(Stored items)
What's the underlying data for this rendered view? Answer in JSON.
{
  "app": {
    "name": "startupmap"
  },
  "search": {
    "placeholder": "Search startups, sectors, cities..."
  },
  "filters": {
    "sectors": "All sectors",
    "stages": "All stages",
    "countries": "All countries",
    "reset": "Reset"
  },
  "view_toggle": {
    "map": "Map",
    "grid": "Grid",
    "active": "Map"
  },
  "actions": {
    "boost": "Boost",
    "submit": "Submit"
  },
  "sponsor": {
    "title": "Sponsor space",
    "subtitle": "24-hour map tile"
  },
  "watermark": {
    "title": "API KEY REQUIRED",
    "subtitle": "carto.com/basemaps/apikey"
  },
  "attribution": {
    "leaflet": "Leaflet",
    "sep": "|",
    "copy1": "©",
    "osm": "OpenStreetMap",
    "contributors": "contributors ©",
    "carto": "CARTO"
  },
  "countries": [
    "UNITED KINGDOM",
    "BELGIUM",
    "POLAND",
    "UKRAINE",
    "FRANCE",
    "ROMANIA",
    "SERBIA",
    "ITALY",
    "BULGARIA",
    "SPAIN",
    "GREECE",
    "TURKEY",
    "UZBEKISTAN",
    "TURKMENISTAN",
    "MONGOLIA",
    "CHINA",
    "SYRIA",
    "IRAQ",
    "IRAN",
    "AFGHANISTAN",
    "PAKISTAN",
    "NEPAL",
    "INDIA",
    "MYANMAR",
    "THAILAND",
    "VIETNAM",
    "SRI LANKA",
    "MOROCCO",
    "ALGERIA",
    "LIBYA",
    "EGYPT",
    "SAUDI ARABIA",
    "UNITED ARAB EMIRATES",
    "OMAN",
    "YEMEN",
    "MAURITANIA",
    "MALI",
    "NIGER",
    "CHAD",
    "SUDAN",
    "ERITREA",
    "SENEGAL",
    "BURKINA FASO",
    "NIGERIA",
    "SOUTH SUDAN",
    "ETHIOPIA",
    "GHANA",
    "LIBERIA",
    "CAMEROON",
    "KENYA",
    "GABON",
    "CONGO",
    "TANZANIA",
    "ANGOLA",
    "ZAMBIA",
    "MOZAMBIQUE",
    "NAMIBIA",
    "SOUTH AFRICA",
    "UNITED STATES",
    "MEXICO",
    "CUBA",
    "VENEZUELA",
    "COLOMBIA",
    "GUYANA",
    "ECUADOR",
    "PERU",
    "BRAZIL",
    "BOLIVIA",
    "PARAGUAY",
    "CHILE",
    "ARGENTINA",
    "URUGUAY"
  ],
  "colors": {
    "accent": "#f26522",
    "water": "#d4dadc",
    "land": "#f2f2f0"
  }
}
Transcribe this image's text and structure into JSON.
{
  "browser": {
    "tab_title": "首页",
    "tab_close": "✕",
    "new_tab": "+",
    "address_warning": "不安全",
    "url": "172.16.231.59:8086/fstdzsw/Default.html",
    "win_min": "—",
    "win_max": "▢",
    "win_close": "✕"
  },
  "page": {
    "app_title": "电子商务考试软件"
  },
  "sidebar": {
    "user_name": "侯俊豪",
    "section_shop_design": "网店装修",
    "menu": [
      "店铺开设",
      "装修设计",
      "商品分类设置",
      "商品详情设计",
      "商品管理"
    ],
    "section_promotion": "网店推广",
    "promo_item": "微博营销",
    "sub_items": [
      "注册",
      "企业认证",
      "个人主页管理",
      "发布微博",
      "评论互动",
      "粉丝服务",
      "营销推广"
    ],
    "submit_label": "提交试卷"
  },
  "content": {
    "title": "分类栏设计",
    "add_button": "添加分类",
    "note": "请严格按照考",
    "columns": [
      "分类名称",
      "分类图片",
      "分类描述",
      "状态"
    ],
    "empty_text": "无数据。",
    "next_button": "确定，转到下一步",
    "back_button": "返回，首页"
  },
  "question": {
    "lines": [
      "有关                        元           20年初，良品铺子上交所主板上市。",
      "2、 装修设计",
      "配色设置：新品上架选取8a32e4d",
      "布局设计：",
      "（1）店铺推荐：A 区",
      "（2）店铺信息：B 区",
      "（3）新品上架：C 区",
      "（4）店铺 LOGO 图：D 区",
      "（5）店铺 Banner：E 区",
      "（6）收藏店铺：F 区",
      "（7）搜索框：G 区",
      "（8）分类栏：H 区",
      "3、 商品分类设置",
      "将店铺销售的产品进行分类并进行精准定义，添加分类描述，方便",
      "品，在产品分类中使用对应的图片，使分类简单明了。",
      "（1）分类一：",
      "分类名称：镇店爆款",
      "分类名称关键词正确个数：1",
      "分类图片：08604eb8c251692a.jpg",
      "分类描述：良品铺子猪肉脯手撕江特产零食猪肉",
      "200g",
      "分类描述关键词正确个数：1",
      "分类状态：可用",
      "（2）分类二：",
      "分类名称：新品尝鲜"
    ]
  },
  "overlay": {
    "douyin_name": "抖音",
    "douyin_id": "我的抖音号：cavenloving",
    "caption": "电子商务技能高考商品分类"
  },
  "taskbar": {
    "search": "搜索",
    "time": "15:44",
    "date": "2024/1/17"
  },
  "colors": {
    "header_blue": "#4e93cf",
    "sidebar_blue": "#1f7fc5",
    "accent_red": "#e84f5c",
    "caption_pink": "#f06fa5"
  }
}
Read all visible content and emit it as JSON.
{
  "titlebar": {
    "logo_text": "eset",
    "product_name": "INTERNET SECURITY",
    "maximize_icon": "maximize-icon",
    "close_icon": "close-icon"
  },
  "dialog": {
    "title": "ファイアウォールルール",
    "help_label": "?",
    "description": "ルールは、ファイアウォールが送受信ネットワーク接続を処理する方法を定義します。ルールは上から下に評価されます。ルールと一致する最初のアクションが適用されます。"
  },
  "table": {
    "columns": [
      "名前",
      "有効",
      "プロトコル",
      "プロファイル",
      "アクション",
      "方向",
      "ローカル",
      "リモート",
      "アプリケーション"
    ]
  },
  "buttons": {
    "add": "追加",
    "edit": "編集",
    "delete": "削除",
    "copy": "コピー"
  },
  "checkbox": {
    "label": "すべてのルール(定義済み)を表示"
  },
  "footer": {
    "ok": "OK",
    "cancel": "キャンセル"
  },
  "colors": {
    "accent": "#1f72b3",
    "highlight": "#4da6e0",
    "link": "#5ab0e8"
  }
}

• [Task statement]:
The records above are to be repeated exactly, in their entirety.

• [Result]:
What's the underlying data for this rendered view? Answer in JSON.
{
  "app": {
    "name": "startupmap"
  },
  "search": {
    "placeholder": "Search startups, sectors, cities..."
  },
  "filters": {
    "sectors": "All sectors",
    "stages": "All stages",
    "countries": "All countries",
    "reset": "Reset"
  },
  "view_toggle": {
    "map": "Map",
    "grid": "Grid",
    "active": "Map"
  },
  "actions": {
    "boost": "Boost",
    "submit": "Submit"
  },
  "sponsor": {
    "title": "Sponsor space",
    "subtitle": "24-hour map tile"
  },
  "watermark": {
    "title": "API KEY REQUIRED",
    "subtitle": "carto.com/basemaps/apikey"
  },
  "attribution": {
    "leaflet": "Leaflet",
    "sep": "|",
    "copy1": "©",
    "osm": "OpenStreetMap",
    "contributors": "contributors ©",
    "carto": "CARTO"
  },
  "countries": [
    "UNITED KINGDOM",
    "BELGIUM",
    "POLAND",
    "UKRAINE",
    "FRANCE",
    "ROMANIA",
    "SERBIA",
    "ITALY",
    "BULGARIA",
    "SPAIN",
    "GREECE",
    "TURKEY",
    "UZBEKISTAN",
    "TURKMENISTAN",
    "MONGOLIA",
    "CHINA",
    "SYRIA",
    "IRAQ",
    "IRAN",
    "AFGHANISTAN",
    "PAKISTAN",
    "NEPAL",
    "INDIA",
    "MYANMAR",
    "THAILAND",
    "VIETNAM",
    "SRI LANKA",
    "MOROCCO",
    "ALGERIA",
    "LIBYA",
    "EGYPT",
    "SAUDI ARABIA",
    "UNITED ARAB EMIRATES",
    "OMAN",
    "YEMEN",
    "MAURITANIA",
    "MALI",
    "NIGER",
    "CHAD",
    "SUDAN",
    "ERITREA",
    "SENEGAL",
    "BURKINA FASO",
    "NIGERIA",
    "SOUTH SUDAN",
    "ETHIOPIA",
    "GHANA",
    "LIBERIA",
    "CAMEROON",
    "KENYA",
    "GABON",
    "CONGO",
    "TANZANIA",
    "ANGOLA",
    "ZAMBIA",
    "MOZAMBIQUE",
    "NAMIBIA",
    "SOUTH AFRICA",
    "UNITED STATES",
    "MEXICO",
    "CUBA",
    "VENEZUELA",
    "COLOMBIA",
    "GUYANA",
    "ECUADOR",
    "PERU",
    "BRAZIL",
    "BOLIVIA",
    "PARAGUAY",
    "CHILE",
    "ARGENTINA",
    "URUGUAY"
  ],
  "colors": {
    "accent": "#f26522",
    "water": "#d4dadc",
    "land": "#f2f2f0"
  }
}
Transcribe this image's text and structure into JSON.
{
  "browser": {
    "tab_title": "首页",
    "tab_close": "✕",
    "new_tab": "+",
    "address_warning": "不安全",
    "url": "172.16.231.59:8086/fstdzsw/Default.html",
    "win_min": "—",
    "win_max": "▢",
    "win_close": "✕"
  },
  "page": {
    "app_title": "电子商务考试软件"
  },
  "sidebar": {
    "user_name": "侯俊豪",
    "section_shop_design": "网店装修",
    "menu": [
      "店铺开设",
      "装修设计",
      "商品分类设置",
      "商品详情设计",
      "商品管理"
    ],
    "section_promotion": "网店推广",
    "promo_item": "微博营销",
    "sub_items": [
      "注册",
      "企业认证",
      "个人主页管理",
      "发布微博",
      "评论互动",
      "粉丝服务",
      "营销推广"
    ],
    "submit_label": "提交试卷"
  },
  "content": {
    "title": "分类栏设计",
    "add_button": "添加分类",
    "note": "请严格按照考",
    "columns": [
      "分类名称",
      "分类图片",
      "分类描述",
      "状态"
    ],
    "empty_text": "无数据。",
    "next_button": "确定，转到下一步",
    "back_button": "返回，首页"
  },
  "question": {
    "lines": [
      "有关                        元           20年初，良品铺子上交所主板上市。",
      "2、 装修设计",
      "配色设置：新品上架选取8a32e4d",
      "布局设计：",
      "（1）店铺推荐：A 区",
      "（2）店铺信息：B 区",
      "（3）新品上架：C 区",
      "（4）店铺 LOGO 图：D 区",
      "（5）店铺 Banner：E 区",
      "（6）收藏店铺：F 区",
      "（7）搜索框：G 区",
      "（8）分类栏：H 区",
      "3、 商品分类设置",
      "将店铺销售的产品进行分类并进行精准定义，添加分类描述，方便",
      "品，在产品分类中使用对应的图片，使分类简单明了。",
      "（1）分类一：",
      "分类名称：镇店爆款",
      "分类名称关键词正确个数：1",
      "分类图片：08604eb8c251692a.jpg",
      "分类描述：良品铺子猪肉脯手撕江特产零食猪肉",
      "200g",
      "分类描述关键词正确个数：1",
      "分类状态：可用",
      "（2）分类二：",
      "分类名称：新品尝鲜"
    ]
  },
  "overlay": {
    "douyin_name": "抖音",
    "douyin_id": "我的抖音号：cavenloving",
    "caption": "电子商务技能高考商品分类"
  },
  "taskbar": {
    "search": "搜索",
    "time": "15:44",
    "date": "2024/1/17"
  },
  "colors": {
    "header_blue": "#4e93cf",
    "sidebar_blue": "#1f7fc5",
    "accent_red": "#e84f5c",
    "caption_pink": "#f06fa5"
  }
}
Read all visible content and emit it as JSON.
{
  "titlebar": {
    "logo_text": "eset",
    "product_name": "INTERNET SECURITY",
    "maximize_icon": "maximize-icon",
    "close_icon": "close-icon"
  },
  "dialog": {
    "title": "ファイアウォールルール",
    "help_label": "?",
    "description": "ルールは、ファイアウォールが送受信ネットワーク接続を処理する方法を定義します。ルールは上から下に評価されます。ルールと一致する最初のアクションが適用されます。"
  },
  "table": {
    "columns": [
      "名前",
      "有効",
      "プロトコル",
      "プロファイル",
      "アクション",
      "方向",
      "ローカル",
      "リモート",
      "アプリケーション"
    ]
  },
  "buttons": {
    "add": "追加",
    "edit": "編集",
    "delete": "削除",
    "copy": "コピー"
  },
  "checkbox": {
    "label": "すべてのルール(定義済み)を表示"
  },
  "footer": {
    "ok": "OK",
    "cancel": "キャンセル"
  },
  "colors": {
    "accent": "#1f72b3",
    "highlight": "#4da6e0",
    "link": "#5ab0e8"
  }
}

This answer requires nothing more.